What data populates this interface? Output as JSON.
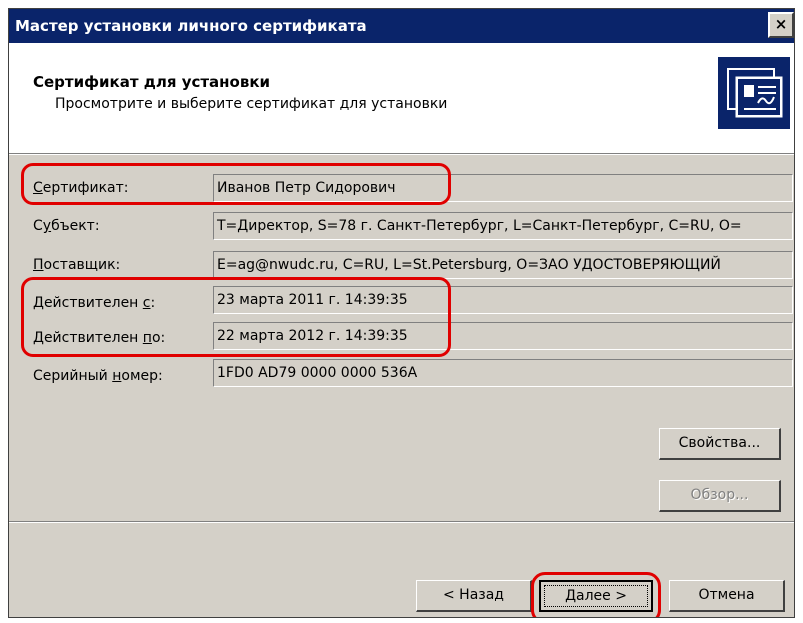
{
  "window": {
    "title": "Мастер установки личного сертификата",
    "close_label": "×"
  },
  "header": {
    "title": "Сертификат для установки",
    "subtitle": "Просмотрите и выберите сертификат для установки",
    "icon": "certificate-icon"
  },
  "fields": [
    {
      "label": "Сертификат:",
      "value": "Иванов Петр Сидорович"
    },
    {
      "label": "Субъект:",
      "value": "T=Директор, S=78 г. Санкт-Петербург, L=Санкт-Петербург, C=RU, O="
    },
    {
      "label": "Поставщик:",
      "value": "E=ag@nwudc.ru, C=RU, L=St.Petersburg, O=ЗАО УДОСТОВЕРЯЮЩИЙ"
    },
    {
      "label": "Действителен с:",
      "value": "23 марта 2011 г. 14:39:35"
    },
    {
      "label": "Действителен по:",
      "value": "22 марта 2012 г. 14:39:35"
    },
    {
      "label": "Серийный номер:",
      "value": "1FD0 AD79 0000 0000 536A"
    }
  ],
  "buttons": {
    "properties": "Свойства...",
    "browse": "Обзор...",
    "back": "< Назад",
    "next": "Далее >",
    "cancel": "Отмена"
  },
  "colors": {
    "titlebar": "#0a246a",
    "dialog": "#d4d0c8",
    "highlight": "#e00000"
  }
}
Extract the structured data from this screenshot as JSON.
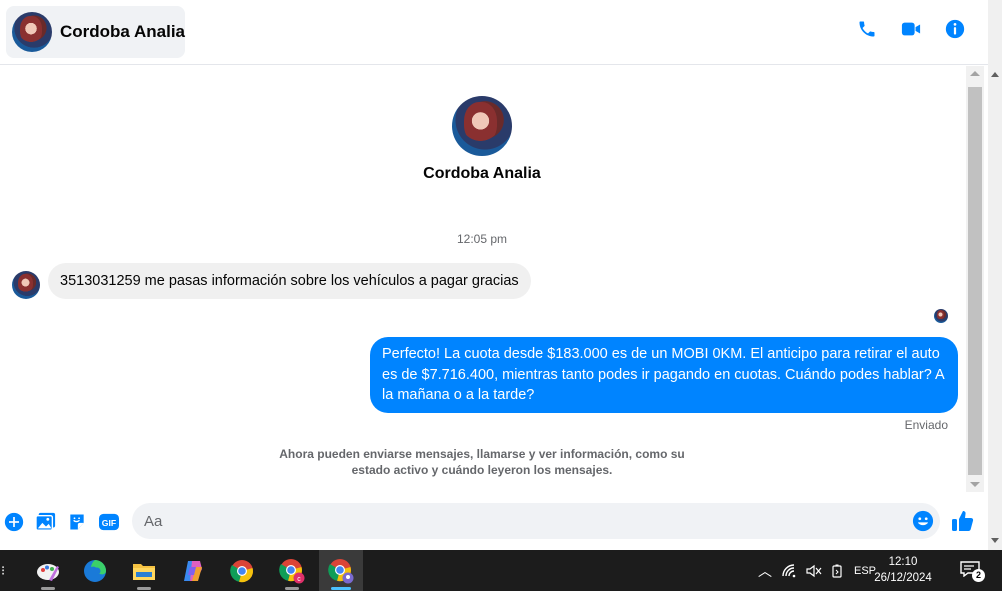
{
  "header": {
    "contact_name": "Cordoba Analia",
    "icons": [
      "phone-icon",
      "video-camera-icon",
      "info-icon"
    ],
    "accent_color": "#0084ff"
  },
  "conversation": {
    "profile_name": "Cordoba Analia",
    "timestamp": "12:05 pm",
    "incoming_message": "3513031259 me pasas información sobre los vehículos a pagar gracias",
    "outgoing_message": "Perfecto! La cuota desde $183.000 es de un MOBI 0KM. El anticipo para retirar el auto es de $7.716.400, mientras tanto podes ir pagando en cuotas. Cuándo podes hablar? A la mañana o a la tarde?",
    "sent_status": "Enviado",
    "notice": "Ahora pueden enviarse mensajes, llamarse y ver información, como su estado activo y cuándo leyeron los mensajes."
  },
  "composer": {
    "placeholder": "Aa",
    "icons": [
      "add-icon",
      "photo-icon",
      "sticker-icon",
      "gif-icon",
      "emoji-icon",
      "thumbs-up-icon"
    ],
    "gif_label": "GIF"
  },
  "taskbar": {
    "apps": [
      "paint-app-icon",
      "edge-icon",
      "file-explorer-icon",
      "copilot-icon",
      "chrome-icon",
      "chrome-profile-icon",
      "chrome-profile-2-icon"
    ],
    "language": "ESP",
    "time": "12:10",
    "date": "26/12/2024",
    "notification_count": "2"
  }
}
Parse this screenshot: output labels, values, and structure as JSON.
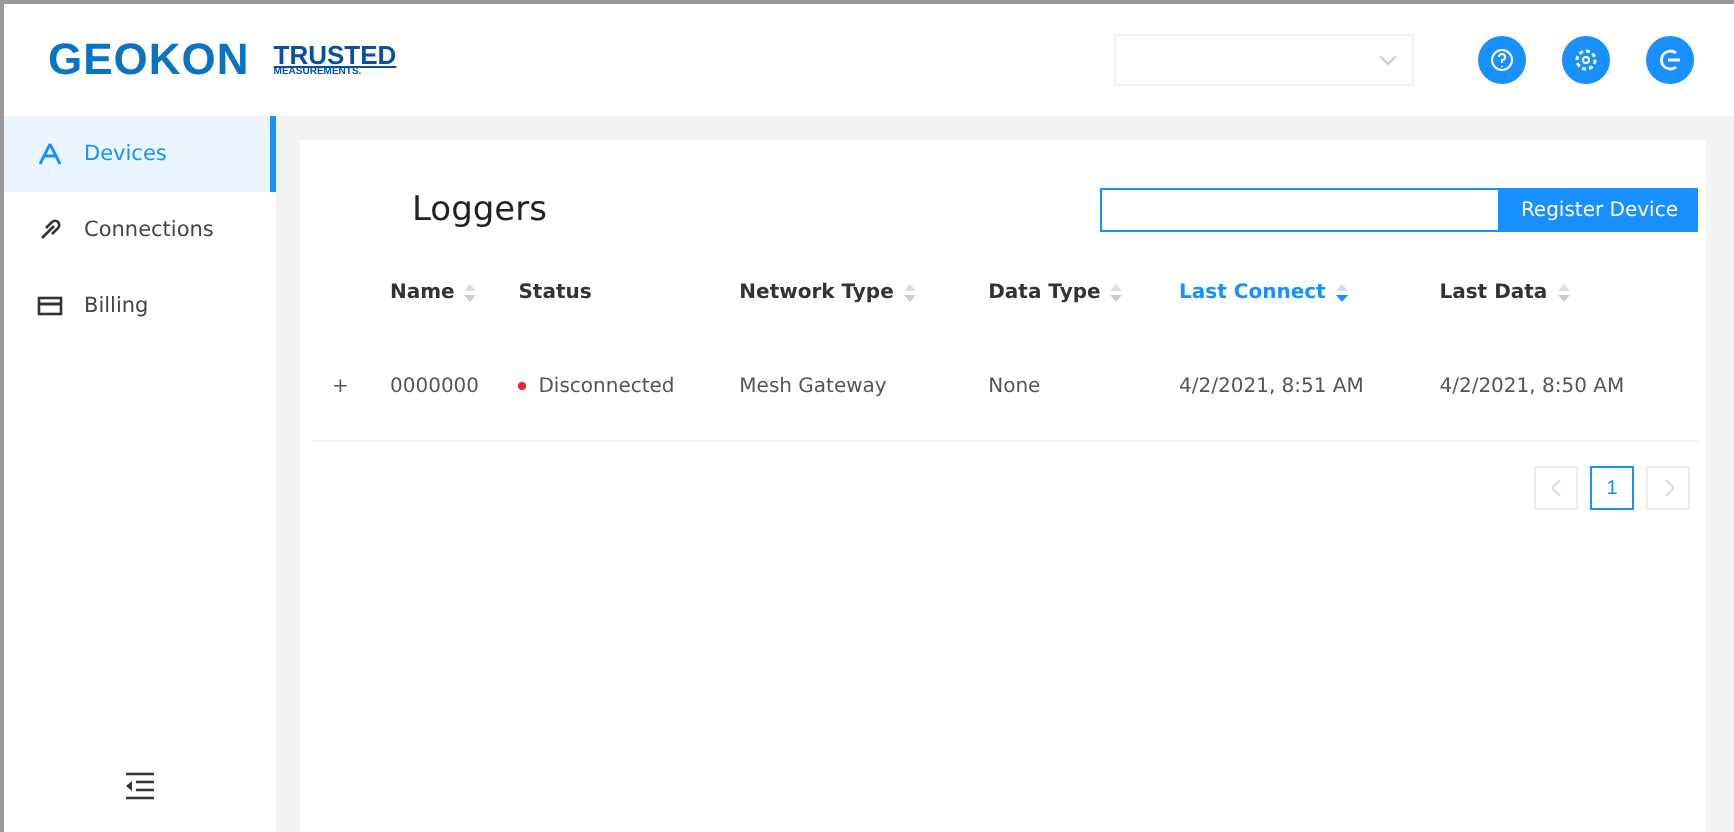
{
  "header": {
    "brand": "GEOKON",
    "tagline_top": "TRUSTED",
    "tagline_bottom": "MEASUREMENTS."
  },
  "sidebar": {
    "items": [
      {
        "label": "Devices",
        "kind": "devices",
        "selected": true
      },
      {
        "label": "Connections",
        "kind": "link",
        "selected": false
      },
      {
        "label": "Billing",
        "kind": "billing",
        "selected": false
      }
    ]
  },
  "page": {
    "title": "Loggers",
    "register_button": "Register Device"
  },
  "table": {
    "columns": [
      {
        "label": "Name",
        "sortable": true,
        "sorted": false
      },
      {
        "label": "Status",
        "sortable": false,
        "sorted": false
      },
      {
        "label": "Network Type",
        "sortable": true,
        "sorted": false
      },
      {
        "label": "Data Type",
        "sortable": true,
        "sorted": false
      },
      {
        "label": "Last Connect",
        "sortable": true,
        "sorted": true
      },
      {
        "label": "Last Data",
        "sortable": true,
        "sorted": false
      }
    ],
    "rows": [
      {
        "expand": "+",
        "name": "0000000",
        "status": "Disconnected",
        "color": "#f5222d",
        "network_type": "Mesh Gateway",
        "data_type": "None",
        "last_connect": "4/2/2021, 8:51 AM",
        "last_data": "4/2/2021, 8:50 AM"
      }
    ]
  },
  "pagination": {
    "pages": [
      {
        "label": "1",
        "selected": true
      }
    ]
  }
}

**EXERCISE GOAL**
Without the pictures, return all the records precisely as they stand.

**RESPONSE**
What data populates this interface? Output as JSON.
{
  "window": {
    "title": "Мастер установки личного сертификата",
    "close_label": "×"
  },
  "header": {
    "title": "Сертификат для установки",
    "subtitle": "Просмотрите и выберите сертификат для установки",
    "icon": "certificate-icon"
  },
  "fields": [
    {
      "label": "Сертификат:",
      "value": "Иванов Петр Сидорович"
    },
    {
      "label": "Субъект:",
      "value": "T=Директор, S=78 г. Санкт-Петербург, L=Санкт-Петербург, C=RU, O="
    },
    {
      "label": "Поставщик:",
      "value": "E=ag@nwudc.ru, C=RU, L=St.Petersburg, O=ЗАО УДОСТОВЕРЯЮЩИЙ"
    },
    {
      "label": "Действителен с:",
      "value": "23 марта 2011 г. 14:39:35"
    },
    {
      "label": "Действителен по:",
      "value": "22 марта 2012 г. 14:39:35"
    },
    {
      "label": "Серийный номер:",
      "value": "1FD0 AD79 0000 0000 536A"
    }
  ],
  "buttons": {
    "properties": "Свойства...",
    "browse": "Обзор...",
    "back": "< Назад",
    "next": "Далее >",
    "cancel": "Отмена"
  },
  "colors": {
    "titlebar": "#0a246a",
    "dialog": "#d4d0c8",
    "highlight": "#e00000"
  }
}
Extract the structured data from this screenshot as JSON.
{
  "header": {
    "contact_name": "Cordoba Analia",
    "icons": [
      "phone-icon",
      "video-camera-icon",
      "info-icon"
    ],
    "accent_color": "#0084ff"
  },
  "conversation": {
    "profile_name": "Cordoba Analia",
    "timestamp": "12:05 pm",
    "incoming_message": "3513031259 me pasas información sobre los vehículos a pagar gracias",
    "outgoing_message": "Perfecto! La cuota desde $183.000 es de un MOBI 0KM. El anticipo para retirar el auto es de $7.716.400, mientras tanto podes ir pagando en cuotas. Cuándo podes hablar? A la mañana o a la tarde?",
    "sent_status": "Enviado",
    "notice": "Ahora pueden enviarse mensajes, llamarse y ver información, como su estado activo y cuándo leyeron los mensajes."
  },
  "composer": {
    "placeholder": "Aa",
    "icons": [
      "add-icon",
      "photo-icon",
      "sticker-icon",
      "gif-icon",
      "emoji-icon",
      "thumbs-up-icon"
    ],
    "gif_label": "GIF"
  },
  "taskbar": {
    "apps": [
      "paint-app-icon",
      "edge-icon",
      "file-explorer-icon",
      "copilot-icon",
      "chrome-icon",
      "chrome-profile-icon",
      "chrome-profile-2-icon"
    ],
    "language": "ESP",
    "time": "12:10",
    "date": "26/12/2024",
    "notification_count": "2"
  }
}
Parse this screenshot: output labels, values, and structure as JSON.
{
  "header": {
    "brand": "GEOKON",
    "tagline_top": "TRUSTED",
    "tagline_bottom": "MEASUREMENTS."
  },
  "sidebar": {
    "items": [
      {
        "label": "Devices",
        "kind": "devices",
        "selected": true
      },
      {
        "label": "Connections",
        "kind": "link",
        "selected": false
      },
      {
        "label": "Billing",
        "kind": "billing",
        "selected": false
      }
    ]
  },
  "page": {
    "title": "Loggers",
    "register_button": "Register Device"
  },
  "table": {
    "columns": [
      {
        "label": "Name",
        "sortable": true,
        "sorted": false
      },
      {
        "label": "Status",
        "sortable": false,
        "sorted": false
      },
      {
        "label": "Network Type",
        "sortable": true,
        "sorted": false
      },
      {
        "label": "Data Type",
        "sortable": true,
        "sorted": false
      },
      {
        "label": "Last Connect",
        "sortable": true,
        "sorted": true
      },
      {
        "label": "Last Data",
        "sortable": true,
        "sorted": false
      }
    ],
    "rows": [
      {
        "expand": "+",
        "name": "0000000",
        "status": "Disconnected",
        "color": "#f5222d",
        "network_type": "Mesh Gateway",
        "data_type": "None",
        "last_connect": "4/2/2021, 8:51 AM",
        "last_data": "4/2/2021, 8:50 AM"
      }
    ]
  },
  "pagination": {
    "pages": [
      {
        "label": "1",
        "selected": true
      }
    ]
  }
}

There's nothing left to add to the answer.